■ What to do ■
Search the entries below. Return every line that has "klocków" in it.

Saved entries
════════
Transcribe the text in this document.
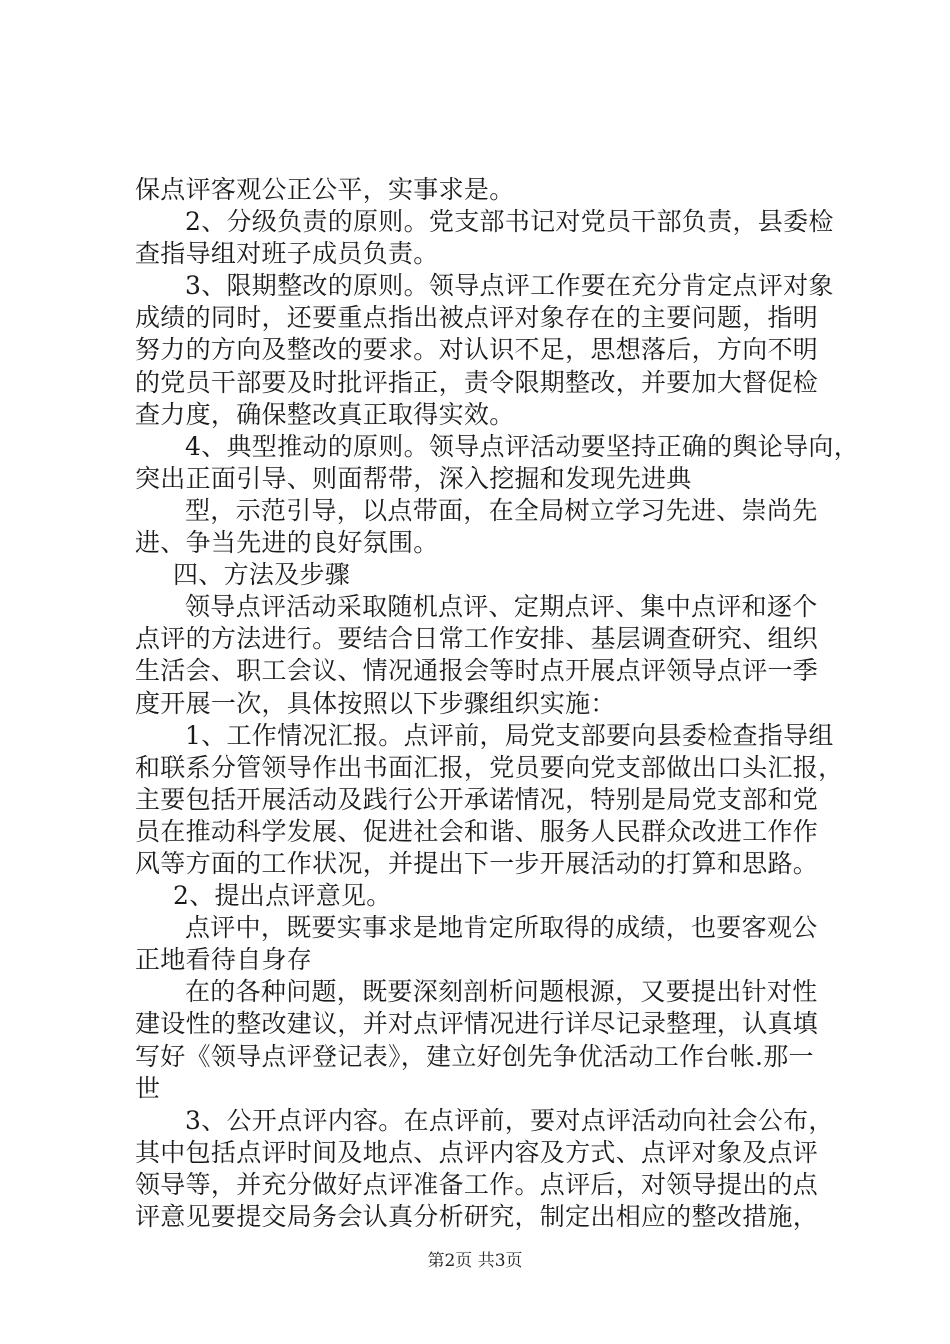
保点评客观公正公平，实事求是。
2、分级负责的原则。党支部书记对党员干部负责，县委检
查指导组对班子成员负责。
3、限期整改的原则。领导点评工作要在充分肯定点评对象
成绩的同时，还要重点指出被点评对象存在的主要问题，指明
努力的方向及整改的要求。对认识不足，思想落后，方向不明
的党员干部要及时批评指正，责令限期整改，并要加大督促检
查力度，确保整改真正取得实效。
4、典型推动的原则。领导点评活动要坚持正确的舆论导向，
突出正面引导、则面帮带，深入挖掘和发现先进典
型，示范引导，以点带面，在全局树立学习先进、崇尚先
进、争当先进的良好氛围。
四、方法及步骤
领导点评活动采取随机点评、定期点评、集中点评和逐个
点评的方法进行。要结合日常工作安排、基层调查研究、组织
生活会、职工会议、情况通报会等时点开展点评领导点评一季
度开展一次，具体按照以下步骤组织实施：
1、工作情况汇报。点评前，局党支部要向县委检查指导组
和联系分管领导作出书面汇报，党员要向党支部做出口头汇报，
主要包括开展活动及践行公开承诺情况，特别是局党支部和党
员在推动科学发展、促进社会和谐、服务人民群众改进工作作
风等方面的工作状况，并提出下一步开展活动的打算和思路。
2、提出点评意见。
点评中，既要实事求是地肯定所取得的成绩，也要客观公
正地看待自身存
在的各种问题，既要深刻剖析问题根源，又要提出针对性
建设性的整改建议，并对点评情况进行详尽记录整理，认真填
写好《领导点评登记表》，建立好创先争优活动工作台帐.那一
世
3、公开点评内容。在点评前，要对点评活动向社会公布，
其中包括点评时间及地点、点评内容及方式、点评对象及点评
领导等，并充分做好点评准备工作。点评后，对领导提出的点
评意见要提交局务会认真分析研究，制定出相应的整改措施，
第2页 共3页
════════
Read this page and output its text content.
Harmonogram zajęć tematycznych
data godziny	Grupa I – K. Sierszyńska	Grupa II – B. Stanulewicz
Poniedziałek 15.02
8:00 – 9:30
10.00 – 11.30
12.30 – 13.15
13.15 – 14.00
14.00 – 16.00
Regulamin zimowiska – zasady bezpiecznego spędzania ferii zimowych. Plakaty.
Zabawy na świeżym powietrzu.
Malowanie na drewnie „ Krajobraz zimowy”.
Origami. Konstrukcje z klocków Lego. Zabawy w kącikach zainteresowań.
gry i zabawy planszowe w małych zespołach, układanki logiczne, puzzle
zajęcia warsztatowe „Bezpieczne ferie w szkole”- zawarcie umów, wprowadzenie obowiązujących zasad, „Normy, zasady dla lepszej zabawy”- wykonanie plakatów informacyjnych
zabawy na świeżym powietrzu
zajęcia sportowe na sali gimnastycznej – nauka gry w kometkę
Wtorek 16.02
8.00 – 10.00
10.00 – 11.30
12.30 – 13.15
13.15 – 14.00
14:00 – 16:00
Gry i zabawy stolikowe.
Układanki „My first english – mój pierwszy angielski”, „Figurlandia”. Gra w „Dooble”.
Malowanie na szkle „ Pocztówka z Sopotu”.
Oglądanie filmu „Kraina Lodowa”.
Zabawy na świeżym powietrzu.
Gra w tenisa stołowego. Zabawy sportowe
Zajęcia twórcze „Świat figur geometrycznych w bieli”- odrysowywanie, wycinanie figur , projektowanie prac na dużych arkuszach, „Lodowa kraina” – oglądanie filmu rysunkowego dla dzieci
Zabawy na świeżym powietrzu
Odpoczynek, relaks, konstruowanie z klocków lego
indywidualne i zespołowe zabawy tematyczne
════════
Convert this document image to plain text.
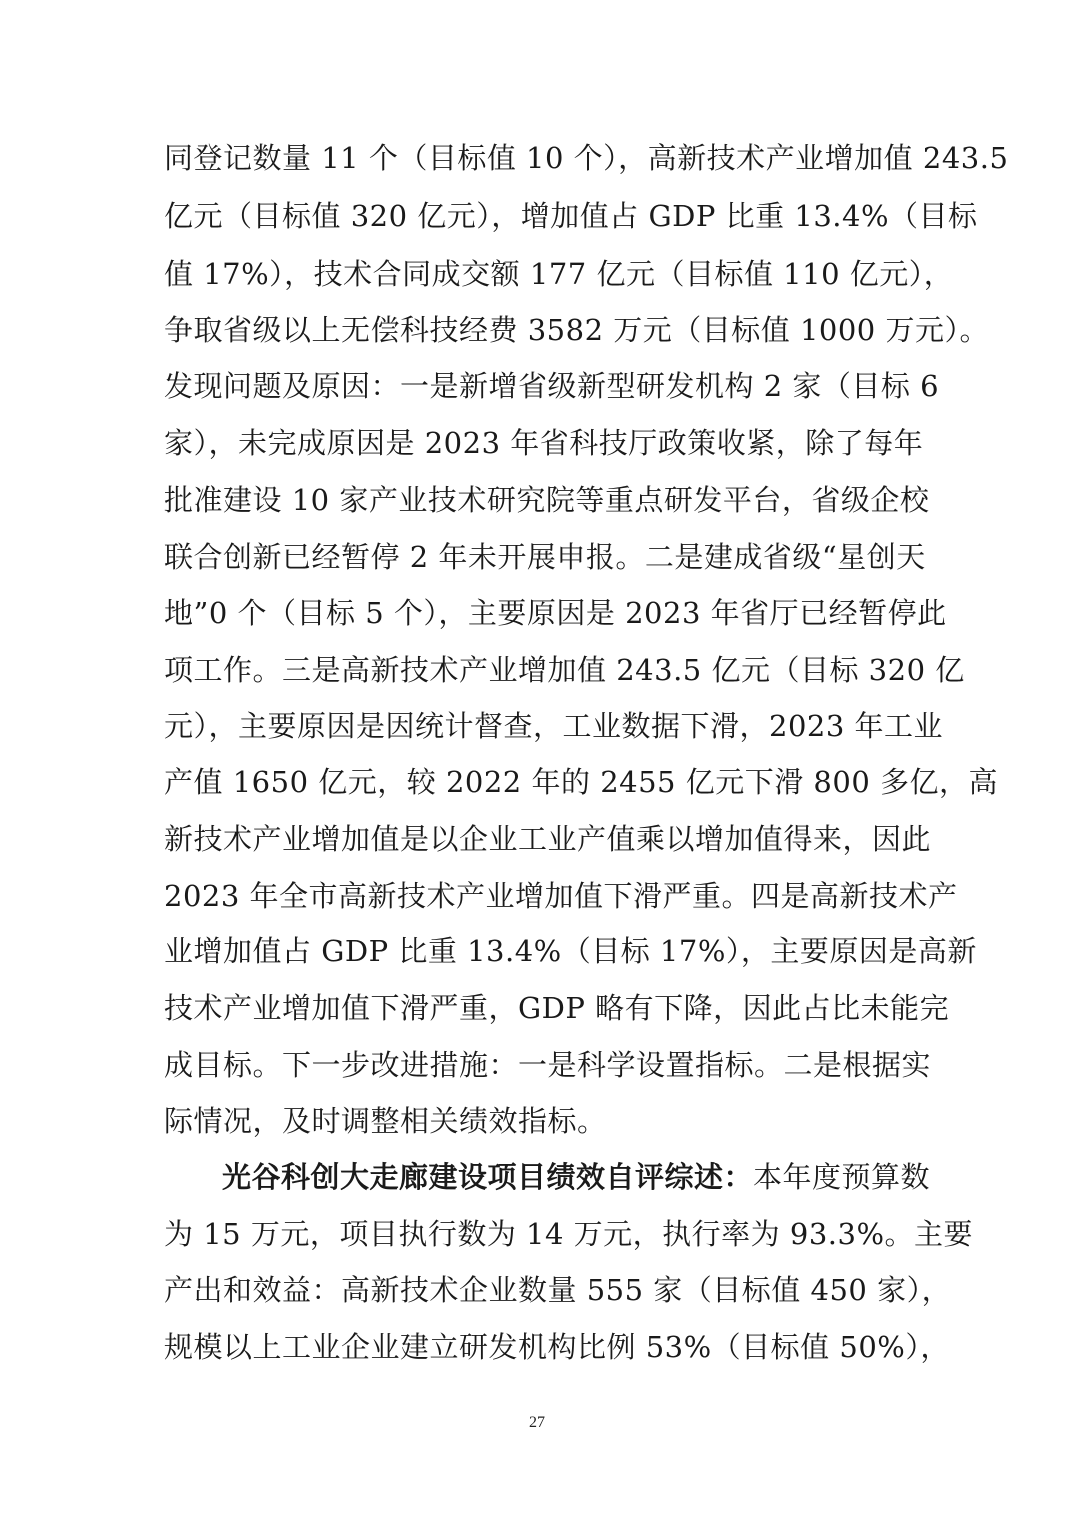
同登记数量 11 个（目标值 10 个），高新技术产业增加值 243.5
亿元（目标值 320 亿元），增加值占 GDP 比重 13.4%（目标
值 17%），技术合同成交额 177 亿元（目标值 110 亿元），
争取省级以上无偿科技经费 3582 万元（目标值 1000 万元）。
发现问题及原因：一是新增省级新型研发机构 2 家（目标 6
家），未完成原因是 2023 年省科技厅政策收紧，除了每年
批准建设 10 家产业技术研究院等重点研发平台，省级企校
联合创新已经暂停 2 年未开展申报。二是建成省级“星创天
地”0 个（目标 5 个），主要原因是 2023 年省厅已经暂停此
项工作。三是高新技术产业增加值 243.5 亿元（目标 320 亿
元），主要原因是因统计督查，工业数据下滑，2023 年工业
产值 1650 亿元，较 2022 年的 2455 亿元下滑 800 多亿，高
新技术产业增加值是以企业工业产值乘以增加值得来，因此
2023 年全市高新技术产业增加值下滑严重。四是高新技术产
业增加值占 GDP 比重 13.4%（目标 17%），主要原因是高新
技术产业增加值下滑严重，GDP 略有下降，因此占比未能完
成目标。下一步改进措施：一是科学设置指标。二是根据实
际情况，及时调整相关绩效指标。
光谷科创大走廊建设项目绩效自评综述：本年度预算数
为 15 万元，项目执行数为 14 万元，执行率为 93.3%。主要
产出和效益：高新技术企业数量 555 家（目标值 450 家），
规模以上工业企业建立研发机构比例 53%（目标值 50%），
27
════════
■ The response ■
Origami. Konstrukcje z klocków Lego. Zabawy w kącikach zainteresowań.
Odpoczynek, relaks, konstruowanie z klocków lego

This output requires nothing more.